• **EXERCISE DETAILS**:
Pick out the lines below that contain the string "suma" and copy them all.

----------

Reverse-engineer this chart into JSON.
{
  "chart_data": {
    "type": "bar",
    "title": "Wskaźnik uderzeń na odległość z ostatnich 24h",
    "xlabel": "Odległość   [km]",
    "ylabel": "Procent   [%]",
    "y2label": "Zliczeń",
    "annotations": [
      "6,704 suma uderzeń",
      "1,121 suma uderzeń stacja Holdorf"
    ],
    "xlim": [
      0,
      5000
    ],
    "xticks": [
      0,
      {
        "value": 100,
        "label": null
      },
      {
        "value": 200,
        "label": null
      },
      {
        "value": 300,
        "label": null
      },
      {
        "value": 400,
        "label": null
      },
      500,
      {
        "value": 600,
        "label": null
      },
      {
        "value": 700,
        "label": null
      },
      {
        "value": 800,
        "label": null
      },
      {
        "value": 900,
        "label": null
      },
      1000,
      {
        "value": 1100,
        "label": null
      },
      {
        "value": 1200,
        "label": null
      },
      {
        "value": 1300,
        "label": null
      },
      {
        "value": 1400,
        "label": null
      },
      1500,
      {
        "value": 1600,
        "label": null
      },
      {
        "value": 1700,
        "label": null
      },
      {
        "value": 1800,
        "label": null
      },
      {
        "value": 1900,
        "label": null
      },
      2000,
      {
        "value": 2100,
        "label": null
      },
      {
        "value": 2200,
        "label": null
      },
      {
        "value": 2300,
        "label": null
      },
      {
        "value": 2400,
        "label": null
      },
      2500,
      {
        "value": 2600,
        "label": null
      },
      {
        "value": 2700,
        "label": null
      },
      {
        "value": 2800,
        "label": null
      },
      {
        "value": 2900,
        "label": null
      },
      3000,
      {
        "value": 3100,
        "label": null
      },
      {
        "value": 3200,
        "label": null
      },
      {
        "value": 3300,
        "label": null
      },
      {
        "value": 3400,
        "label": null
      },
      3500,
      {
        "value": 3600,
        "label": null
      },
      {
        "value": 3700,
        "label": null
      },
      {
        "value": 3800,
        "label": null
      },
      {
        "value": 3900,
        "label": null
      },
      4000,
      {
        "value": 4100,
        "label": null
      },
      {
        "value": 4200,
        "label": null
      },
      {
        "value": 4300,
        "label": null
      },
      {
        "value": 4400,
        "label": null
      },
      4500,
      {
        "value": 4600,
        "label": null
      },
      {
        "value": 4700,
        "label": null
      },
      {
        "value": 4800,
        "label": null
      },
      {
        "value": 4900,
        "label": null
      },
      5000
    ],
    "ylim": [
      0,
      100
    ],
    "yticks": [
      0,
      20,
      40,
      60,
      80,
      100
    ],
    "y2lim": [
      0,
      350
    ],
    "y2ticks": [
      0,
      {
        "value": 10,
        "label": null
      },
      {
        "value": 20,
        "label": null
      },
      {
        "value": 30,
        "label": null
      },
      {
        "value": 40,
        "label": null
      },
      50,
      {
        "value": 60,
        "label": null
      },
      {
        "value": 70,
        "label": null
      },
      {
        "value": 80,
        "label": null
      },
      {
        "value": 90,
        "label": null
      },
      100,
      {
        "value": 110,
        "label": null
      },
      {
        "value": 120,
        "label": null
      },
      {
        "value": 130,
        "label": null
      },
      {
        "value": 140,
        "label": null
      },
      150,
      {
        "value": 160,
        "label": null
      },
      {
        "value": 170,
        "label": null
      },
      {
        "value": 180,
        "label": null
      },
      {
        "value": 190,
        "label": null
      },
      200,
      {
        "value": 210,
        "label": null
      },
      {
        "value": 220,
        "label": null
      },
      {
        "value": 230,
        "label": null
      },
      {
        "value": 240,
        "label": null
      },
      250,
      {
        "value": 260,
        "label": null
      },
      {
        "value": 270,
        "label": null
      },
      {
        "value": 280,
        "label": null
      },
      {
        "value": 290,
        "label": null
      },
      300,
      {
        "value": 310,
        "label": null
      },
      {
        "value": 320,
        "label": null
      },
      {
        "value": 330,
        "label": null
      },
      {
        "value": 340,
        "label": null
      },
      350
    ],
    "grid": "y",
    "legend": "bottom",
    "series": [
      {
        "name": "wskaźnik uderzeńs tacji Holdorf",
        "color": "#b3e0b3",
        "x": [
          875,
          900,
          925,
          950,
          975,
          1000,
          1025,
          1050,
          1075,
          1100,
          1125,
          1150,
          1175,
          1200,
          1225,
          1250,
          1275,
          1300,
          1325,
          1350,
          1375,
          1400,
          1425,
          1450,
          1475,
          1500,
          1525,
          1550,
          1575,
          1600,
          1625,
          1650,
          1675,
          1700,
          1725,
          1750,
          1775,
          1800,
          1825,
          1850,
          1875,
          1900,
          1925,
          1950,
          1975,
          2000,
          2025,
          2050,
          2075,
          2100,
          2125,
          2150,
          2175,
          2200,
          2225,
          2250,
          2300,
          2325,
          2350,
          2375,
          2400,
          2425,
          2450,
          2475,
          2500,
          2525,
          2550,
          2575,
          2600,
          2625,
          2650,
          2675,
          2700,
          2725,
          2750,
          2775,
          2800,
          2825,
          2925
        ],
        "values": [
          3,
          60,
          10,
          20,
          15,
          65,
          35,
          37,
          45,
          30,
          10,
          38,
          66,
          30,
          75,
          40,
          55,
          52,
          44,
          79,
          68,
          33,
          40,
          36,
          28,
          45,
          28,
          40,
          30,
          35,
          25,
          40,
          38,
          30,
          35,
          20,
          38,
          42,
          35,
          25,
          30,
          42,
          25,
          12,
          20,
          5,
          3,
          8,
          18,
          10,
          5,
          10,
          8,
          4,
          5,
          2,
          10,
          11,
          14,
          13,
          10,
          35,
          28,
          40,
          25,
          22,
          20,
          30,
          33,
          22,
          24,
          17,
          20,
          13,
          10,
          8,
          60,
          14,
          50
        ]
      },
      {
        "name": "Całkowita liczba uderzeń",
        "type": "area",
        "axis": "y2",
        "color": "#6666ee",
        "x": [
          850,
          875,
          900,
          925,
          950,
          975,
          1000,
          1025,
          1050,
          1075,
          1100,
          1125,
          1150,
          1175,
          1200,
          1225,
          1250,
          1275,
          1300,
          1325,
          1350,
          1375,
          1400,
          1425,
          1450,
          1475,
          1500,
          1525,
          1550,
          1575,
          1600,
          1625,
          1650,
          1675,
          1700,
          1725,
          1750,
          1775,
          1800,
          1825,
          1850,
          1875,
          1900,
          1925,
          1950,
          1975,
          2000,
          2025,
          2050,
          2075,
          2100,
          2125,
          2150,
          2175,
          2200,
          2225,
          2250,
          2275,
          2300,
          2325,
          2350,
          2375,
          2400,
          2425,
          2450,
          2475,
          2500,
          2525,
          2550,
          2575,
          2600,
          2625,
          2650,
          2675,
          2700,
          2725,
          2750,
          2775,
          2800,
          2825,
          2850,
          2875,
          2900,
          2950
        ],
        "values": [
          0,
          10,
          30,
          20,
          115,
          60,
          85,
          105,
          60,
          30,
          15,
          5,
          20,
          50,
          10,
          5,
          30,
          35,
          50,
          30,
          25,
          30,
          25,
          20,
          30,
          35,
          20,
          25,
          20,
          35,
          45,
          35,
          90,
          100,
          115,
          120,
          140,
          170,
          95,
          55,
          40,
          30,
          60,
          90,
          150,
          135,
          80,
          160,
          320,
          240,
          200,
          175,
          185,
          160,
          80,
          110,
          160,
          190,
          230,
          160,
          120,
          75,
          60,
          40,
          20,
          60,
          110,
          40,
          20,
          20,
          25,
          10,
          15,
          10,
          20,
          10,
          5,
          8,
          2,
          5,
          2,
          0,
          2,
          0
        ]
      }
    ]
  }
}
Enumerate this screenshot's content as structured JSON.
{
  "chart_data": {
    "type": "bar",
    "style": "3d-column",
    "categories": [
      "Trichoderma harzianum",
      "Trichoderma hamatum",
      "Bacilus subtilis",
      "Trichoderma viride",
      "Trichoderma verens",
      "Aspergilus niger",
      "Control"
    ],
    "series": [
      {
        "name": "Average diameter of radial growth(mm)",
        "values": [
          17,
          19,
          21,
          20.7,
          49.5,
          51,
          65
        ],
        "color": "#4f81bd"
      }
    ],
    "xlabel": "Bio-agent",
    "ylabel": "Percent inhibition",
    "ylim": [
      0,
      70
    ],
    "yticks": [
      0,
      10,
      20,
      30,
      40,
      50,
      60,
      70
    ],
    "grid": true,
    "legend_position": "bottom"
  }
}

----------

• **FULL OUTPUT**:
      "6,704 suma uderzeń",
      "1,121 suma uderzeń stacja Holdorf"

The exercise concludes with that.